**Work required:** Copy out all of the items below, swapping every occurrence of "chevron-right-icon" for "arrow-right-icon" and leaving everything else unchanged.

**Data provided:**
________________________________________

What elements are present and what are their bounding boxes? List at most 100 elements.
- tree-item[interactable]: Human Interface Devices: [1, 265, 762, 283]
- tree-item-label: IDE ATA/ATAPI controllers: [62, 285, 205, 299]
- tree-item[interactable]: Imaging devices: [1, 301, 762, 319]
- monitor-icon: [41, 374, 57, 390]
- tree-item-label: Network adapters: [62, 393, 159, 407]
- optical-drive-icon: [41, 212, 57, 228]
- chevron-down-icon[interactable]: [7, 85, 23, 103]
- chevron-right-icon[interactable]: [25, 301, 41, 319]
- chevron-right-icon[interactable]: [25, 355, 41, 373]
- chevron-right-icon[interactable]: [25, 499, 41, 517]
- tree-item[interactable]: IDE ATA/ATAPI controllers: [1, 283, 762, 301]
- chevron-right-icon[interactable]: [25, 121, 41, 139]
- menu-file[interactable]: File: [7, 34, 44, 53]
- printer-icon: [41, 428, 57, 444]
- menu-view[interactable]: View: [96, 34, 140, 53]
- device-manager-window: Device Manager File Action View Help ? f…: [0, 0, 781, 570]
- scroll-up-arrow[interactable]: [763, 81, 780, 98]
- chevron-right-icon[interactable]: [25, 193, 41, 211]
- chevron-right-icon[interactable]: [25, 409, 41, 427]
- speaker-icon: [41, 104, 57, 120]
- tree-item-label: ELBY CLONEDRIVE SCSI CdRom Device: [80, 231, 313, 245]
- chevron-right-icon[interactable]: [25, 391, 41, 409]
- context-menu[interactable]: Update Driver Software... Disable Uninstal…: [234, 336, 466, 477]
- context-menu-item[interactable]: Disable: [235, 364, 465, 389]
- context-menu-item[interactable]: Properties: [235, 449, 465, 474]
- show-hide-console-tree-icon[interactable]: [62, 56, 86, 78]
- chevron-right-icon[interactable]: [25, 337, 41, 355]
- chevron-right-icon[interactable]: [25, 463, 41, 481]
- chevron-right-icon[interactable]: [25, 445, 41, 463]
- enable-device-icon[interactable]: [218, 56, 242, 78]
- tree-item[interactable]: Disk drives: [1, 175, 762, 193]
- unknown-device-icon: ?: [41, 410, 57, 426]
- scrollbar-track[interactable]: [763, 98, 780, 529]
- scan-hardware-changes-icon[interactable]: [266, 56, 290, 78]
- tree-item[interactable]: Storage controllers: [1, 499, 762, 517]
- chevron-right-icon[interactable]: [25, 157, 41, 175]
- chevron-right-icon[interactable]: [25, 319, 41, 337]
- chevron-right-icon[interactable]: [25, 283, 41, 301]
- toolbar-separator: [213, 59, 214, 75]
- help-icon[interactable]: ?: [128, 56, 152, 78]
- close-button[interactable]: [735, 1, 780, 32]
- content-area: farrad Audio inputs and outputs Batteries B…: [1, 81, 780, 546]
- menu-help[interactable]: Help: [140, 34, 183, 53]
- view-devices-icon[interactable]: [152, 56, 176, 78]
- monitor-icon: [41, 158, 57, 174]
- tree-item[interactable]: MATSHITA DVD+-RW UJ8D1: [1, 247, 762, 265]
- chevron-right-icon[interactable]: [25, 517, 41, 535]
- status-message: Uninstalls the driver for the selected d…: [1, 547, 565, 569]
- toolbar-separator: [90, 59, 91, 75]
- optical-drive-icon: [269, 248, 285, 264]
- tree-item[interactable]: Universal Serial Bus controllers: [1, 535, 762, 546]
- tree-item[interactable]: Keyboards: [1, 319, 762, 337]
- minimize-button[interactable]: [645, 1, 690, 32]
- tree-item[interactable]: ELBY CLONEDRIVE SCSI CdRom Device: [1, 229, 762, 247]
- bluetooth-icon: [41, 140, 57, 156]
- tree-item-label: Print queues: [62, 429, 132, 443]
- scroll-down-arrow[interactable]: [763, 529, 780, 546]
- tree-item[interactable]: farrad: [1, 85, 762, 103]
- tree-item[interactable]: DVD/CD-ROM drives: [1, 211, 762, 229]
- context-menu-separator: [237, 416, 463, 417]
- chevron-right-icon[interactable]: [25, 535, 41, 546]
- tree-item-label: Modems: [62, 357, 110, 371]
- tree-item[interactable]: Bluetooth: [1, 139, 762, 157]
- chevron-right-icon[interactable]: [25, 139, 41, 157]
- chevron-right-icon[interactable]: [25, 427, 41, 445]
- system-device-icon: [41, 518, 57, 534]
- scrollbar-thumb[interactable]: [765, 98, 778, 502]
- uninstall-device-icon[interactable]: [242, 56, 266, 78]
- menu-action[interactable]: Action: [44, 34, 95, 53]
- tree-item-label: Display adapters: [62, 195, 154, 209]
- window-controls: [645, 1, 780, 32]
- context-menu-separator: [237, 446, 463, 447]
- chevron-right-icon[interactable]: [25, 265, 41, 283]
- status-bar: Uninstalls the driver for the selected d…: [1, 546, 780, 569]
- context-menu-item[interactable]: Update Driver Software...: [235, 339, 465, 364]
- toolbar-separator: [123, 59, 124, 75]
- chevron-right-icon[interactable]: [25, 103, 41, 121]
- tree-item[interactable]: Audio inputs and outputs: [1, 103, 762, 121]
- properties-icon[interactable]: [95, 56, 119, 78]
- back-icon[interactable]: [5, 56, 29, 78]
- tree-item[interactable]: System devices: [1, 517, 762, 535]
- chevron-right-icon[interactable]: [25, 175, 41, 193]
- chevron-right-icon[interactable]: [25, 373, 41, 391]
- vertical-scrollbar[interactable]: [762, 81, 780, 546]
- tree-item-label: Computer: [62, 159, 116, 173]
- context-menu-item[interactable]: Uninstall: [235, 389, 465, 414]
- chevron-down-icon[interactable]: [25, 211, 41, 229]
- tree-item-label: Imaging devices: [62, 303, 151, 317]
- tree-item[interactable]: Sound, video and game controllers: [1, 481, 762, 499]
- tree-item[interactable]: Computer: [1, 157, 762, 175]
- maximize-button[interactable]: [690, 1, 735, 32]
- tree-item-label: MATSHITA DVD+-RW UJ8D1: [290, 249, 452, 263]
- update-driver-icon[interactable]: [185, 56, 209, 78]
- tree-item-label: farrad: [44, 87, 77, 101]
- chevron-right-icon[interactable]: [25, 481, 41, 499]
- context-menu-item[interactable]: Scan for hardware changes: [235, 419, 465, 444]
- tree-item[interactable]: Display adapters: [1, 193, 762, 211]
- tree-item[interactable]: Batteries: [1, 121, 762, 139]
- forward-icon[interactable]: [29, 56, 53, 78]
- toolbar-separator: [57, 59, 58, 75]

________________________________________

**Result:**
What elements are present and what are their bounding boxes? List at most 100 elements.
- tree-item[interactable]: Human Interface Devices: [1, 265, 762, 283]
- tree-item-label: IDE ATA/ATAPI controllers: [62, 285, 205, 299]
- tree-item[interactable]: Imaging devices: [1, 301, 762, 319]
- monitor-icon: [41, 374, 57, 390]
- tree-item-label: Network adapters: [62, 393, 159, 407]
- optical-drive-icon: [41, 212, 57, 228]
- chevron-down-icon[interactable]: [7, 85, 23, 103]
- arrow-right-icon[interactable]: [25, 301, 41, 319]
- arrow-right-icon[interactable]: [25, 355, 41, 373]
- arrow-right-icon[interactable]: [25, 499, 41, 517]
- tree-item[interactable]: IDE ATA/ATAPI controllers: [1, 283, 762, 301]
- arrow-right-icon[interactable]: [25, 121, 41, 139]
- menu-file[interactable]: File: [7, 34, 44, 53]
- printer-icon: [41, 428, 57, 444]
- menu-view[interactable]: View: [96, 34, 140, 53]
- device-manager-window: Device Manager File Action View Help ? f…: [0, 0, 781, 570]
- scroll-up-arrow[interactable]: [763, 81, 780, 98]
- arrow-right-icon[interactable]: [25, 193, 41, 211]
- arrow-right-icon[interactable]: [25, 409, 41, 427]
- speaker-icon: [41, 104, 57, 120]
- tree-item-label: ELBY CLONEDRIVE SCSI CdRom Device: [80, 231, 313, 245]
- arrow-right-icon[interactable]: [25, 391, 41, 409]
- context-menu[interactable]: Update Driver Software... Disable Uninstal…: [234, 336, 466, 477]
- context-menu-item[interactable]: Disable: [235, 364, 465, 389]
- context-menu-item[interactable]: Properties: [235, 449, 465, 474]
- show-hide-console-tree-icon[interactable]: [62, 56, 86, 78]
- arrow-right-icon[interactable]: [25, 337, 41, 355]
- arrow-right-icon[interactable]: [25, 463, 41, 481]
- arrow-right-icon[interactable]: [25, 445, 41, 463]
- enable-device-icon[interactable]: [218, 56, 242, 78]
- tree-item[interactable]: Disk drives: [1, 175, 762, 193]
- unknown-device-icon: ?: [41, 410, 57, 426]
- scrollbar-track[interactable]: [763, 98, 780, 529]
- scan-hardware-changes-icon[interactable]: [266, 56, 290, 78]
- tree-item[interactable]: Storage controllers: [1, 499, 762, 517]
- arrow-right-icon[interactable]: [25, 157, 41, 175]
- arrow-right-icon[interactable]: [25, 319, 41, 337]
- arrow-right-icon[interactable]: [25, 283, 41, 301]
- toolbar-separator: [213, 59, 214, 75]
- help-icon[interactable]: ?: [128, 56, 152, 78]
- close-button[interactable]: [735, 1, 780, 32]
- content-area: farrad Audio inputs and outputs Batteries B…: [1, 81, 780, 546]
- menu-help[interactable]: Help: [140, 34, 183, 53]
- view-devices-icon[interactable]: [152, 56, 176, 78]
- monitor-icon: [41, 158, 57, 174]
- tree-item[interactable]: MATSHITA DVD+-RW UJ8D1: [1, 247, 762, 265]
- arrow-right-icon[interactable]: [25, 517, 41, 535]
- status-message: Uninstalls the driver for the selected d…: [1, 547, 565, 569]
- toolbar-separator: [90, 59, 91, 75]
- optical-drive-icon: [269, 248, 285, 264]
- tree-item[interactable]: Universal Serial Bus controllers: [1, 535, 762, 546]
- tree-item[interactable]: Keyboards: [1, 319, 762, 337]
- minimize-button[interactable]: [645, 1, 690, 32]
- tree-item[interactable]: ELBY CLONEDRIVE SCSI CdRom Device: [1, 229, 762, 247]
- bluetooth-icon: [41, 140, 57, 156]
- tree-item-label: Print queues: [62, 429, 132, 443]
- scroll-down-arrow[interactable]: [763, 529, 780, 546]
- tree-item[interactable]: farrad: [1, 85, 762, 103]
- tree-item[interactable]: DVD/CD-ROM drives: [1, 211, 762, 229]
- context-menu-separator: [237, 416, 463, 417]
- arrow-right-icon[interactable]: [25, 535, 41, 546]
- tree-item-label: Modems: [62, 357, 110, 371]
- tree-item[interactable]: Bluetooth: [1, 139, 762, 157]
- arrow-right-icon[interactable]: [25, 139, 41, 157]
- arrow-right-icon[interactable]: [25, 427, 41, 445]
- system-device-icon: [41, 518, 57, 534]
- scrollbar-thumb[interactable]: [765, 98, 778, 502]
- uninstall-device-icon[interactable]: [242, 56, 266, 78]
- menu-action[interactable]: Action: [44, 34, 95, 53]
- tree-item-label: Display adapters: [62, 195, 154, 209]
- window-controls: [645, 1, 780, 32]
- context-menu-separator: [237, 446, 463, 447]
- arrow-right-icon[interactable]: [25, 265, 41, 283]
- status-bar: Uninstalls the driver for the selected d…: [1, 546, 780, 569]
- context-menu-item[interactable]: Update Driver Software...: [235, 339, 465, 364]
- toolbar-separator: [123, 59, 124, 75]
- arrow-right-icon[interactable]: [25, 103, 41, 121]
- tree-item[interactable]: Audio inputs and outputs: [1, 103, 762, 121]
- properties-icon[interactable]: [95, 56, 119, 78]
- back-icon[interactable]: [5, 56, 29, 78]
- tree-item[interactable]: System devices: [1, 517, 762, 535]
- arrow-right-icon[interactable]: [25, 175, 41, 193]
- arrow-right-icon[interactable]: [25, 373, 41, 391]
- vertical-scrollbar[interactable]: [762, 81, 780, 546]
- tree-item-label: Computer: [62, 159, 116, 173]
- context-menu-item[interactable]: Uninstall: [235, 389, 465, 414]
- chevron-down-icon[interactable]: [25, 211, 41, 229]
- tree-item-label: Imaging devices: [62, 303, 151, 317]
- tree-item[interactable]: Sound, video and game controllers: [1, 481, 762, 499]
- tree-item[interactable]: Computer: [1, 157, 762, 175]
- maximize-button[interactable]: [690, 1, 735, 32]
- tree-item-label: MATSHITA DVD+-RW UJ8D1: [290, 249, 452, 263]
- update-driver-icon[interactable]: [185, 56, 209, 78]
- tree-item-label: farrad: [44, 87, 77, 101]
- arrow-right-icon[interactable]: [25, 481, 41, 499]
- context-menu-item[interactable]: Scan for hardware changes: [235, 419, 465, 444]
- tree-item[interactable]: Display adapters: [1, 193, 762, 211]
- tree-item[interactable]: Batteries: [1, 121, 762, 139]
- forward-icon[interactable]: [29, 56, 53, 78]
- toolbar-separator: [57, 59, 58, 75]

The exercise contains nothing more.